→ WHAT IS REQUIRED:
Continue the biography of Scottish gymnast Emma White, starting right after its last sentence.

→ SUPPLIED PASSAGE:
◆ ◆ ◆
- Born: 19 March 1990 (age 36) Dunfermline, Scotland
- Height: 1.56 m (5 ft 1 in)

Gymnastics career
- Discipline: Women's artistic gymnastics
- Country represented: Great Britain Scotland
- Club: City of Birmingham Gymnastics Club
- Head coach: Jody Kime
- Medal record
Women's artistic gymnastics
Representing Scotland
Northern European Championships
| Silver medal – second place | 2013 Lisburn | Team |
| Bronze medal – third place | 2013 Lisburn | Uneven bars |

= Emma White (gymnast) =

British artistic gymnast (born 1990)

Emma White (born 19 March 1990) is a British former artistic gymnast. She competed for Great Britain at the 2006 World Championships and for Scotland at the 2006 and 2014 Commonwealth Games. She won two medals at the 2013 Northern European Championships.

== Gymnastics career ==
White represented Scotland at the 2006 Commonwealth Games and finished 13th in the all-around final and sixth in the vault final. She won the vault title at the 2006 British Championships, and she finished eighth in the all-around and seventh on the floor exercise. She was then selected to compete for Great Britain at the 2006 World Championships in Aarhus, Denmark. She competed on the vault and floor exercise to help the team finish 11th in the qualification round.
◆ ◆ ◆
→ DATA UNDER STUDY:
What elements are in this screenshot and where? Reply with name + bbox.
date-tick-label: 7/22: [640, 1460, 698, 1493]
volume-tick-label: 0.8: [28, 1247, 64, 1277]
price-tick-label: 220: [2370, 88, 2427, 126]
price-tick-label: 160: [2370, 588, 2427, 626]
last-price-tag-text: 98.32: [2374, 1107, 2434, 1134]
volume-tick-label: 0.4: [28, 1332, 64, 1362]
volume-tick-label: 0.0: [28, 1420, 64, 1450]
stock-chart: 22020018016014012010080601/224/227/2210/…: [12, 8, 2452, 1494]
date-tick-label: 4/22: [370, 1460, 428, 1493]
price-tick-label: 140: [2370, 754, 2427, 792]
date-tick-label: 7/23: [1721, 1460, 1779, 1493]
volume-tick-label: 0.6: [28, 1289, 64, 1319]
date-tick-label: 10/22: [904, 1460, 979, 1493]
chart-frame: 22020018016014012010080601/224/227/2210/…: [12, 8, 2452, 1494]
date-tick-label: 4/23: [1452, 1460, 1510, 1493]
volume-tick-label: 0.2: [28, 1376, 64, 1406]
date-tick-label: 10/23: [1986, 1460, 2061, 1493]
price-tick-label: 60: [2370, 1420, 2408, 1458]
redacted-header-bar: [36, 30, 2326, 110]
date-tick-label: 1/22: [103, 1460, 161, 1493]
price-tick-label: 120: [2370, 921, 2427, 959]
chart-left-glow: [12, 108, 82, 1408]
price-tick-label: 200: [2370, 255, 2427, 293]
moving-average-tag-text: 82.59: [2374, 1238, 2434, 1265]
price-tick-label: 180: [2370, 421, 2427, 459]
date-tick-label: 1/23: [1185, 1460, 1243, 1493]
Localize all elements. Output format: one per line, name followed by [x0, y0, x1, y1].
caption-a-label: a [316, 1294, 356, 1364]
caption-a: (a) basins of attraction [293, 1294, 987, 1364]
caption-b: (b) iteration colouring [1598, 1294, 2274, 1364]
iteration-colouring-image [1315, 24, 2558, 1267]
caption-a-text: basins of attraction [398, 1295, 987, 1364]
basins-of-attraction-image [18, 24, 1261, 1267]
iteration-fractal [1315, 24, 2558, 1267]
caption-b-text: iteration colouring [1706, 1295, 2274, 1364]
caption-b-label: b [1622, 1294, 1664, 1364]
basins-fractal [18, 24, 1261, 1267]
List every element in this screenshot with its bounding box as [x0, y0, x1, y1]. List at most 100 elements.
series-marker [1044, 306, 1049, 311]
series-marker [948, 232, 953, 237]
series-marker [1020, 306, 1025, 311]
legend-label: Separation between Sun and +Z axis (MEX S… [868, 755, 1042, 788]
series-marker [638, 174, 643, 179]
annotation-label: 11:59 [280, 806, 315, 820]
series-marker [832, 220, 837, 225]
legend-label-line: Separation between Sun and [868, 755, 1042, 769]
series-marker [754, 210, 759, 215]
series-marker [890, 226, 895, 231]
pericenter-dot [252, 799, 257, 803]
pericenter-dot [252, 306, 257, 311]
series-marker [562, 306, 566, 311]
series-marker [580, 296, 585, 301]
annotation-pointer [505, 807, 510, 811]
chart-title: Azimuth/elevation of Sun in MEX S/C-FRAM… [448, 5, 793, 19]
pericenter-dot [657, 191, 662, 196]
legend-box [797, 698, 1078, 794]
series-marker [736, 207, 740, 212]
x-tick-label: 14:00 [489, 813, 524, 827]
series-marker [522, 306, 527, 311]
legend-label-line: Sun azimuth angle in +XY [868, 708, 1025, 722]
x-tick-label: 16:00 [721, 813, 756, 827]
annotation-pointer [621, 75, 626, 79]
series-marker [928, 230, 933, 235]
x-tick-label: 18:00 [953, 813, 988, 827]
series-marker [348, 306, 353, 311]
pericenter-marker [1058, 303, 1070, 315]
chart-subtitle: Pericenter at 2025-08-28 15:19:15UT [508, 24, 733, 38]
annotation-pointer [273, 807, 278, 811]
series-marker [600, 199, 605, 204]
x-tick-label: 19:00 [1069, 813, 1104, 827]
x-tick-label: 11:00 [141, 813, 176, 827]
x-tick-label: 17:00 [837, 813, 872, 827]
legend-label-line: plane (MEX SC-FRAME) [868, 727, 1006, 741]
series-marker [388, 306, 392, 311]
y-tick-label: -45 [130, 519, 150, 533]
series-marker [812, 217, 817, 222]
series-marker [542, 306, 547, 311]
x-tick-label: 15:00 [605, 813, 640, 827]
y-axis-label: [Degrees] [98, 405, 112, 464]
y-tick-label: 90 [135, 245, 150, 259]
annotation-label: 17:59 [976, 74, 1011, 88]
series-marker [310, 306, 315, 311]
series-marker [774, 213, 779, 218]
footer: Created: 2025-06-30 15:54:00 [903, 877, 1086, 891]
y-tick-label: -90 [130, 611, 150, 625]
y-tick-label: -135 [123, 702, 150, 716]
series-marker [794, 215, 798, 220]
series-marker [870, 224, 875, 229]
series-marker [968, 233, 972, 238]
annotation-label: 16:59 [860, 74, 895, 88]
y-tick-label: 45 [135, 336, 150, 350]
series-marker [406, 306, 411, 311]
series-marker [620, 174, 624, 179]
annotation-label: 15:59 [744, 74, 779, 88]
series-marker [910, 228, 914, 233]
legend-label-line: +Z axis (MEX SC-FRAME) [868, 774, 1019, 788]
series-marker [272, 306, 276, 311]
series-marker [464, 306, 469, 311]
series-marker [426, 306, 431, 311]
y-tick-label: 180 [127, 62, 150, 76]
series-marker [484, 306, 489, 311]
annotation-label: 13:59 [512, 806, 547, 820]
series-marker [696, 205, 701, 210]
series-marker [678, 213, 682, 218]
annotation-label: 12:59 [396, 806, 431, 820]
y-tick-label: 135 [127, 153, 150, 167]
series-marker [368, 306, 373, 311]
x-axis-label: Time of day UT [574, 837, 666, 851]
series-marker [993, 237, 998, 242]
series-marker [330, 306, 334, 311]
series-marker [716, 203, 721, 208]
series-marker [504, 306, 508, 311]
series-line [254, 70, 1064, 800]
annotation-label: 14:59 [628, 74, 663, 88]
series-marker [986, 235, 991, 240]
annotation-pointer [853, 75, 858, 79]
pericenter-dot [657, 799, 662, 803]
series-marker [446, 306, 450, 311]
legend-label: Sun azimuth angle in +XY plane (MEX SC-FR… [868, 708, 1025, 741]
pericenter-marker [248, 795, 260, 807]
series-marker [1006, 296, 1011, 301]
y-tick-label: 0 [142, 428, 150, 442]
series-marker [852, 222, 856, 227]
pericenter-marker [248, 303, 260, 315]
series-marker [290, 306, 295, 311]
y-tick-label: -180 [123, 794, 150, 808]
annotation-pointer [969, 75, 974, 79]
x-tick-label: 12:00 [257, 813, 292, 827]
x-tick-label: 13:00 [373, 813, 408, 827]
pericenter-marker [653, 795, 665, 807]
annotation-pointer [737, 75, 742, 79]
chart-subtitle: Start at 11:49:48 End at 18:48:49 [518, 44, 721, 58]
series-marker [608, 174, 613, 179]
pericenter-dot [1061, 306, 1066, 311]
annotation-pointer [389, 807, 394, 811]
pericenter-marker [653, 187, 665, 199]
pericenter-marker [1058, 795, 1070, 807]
◆ ◆ ◆
→ ANSWER TO THE EXERCISE:
White was selected for Scotland's team for the 2010 Commonwealth Games, but she injured her knee in training and returned home for knee surgery. At the 2013 Northern European Championships, she won a silver medal with the Scottish team and a bronze medal on the uneven bars. Additionally, she finished fourth in the all-around competition. She won a bronze medal on the vault at the 2014 British Championships, behind Kelly Simm and Claudia Fragapane, and she finished 13th in the all-around.

White won the all-around, uneven bars, and balance beam titles at the 2014 Scottish Championships. She then represented Scotland at the 2014 Commonwealth Games. She led the Scottish team to a fifth-place finish. Individually, she qualified for the all-around final, where she finished tenth, and for the vault final, where she finished eighth. She announced her retirement from the sport after the competition.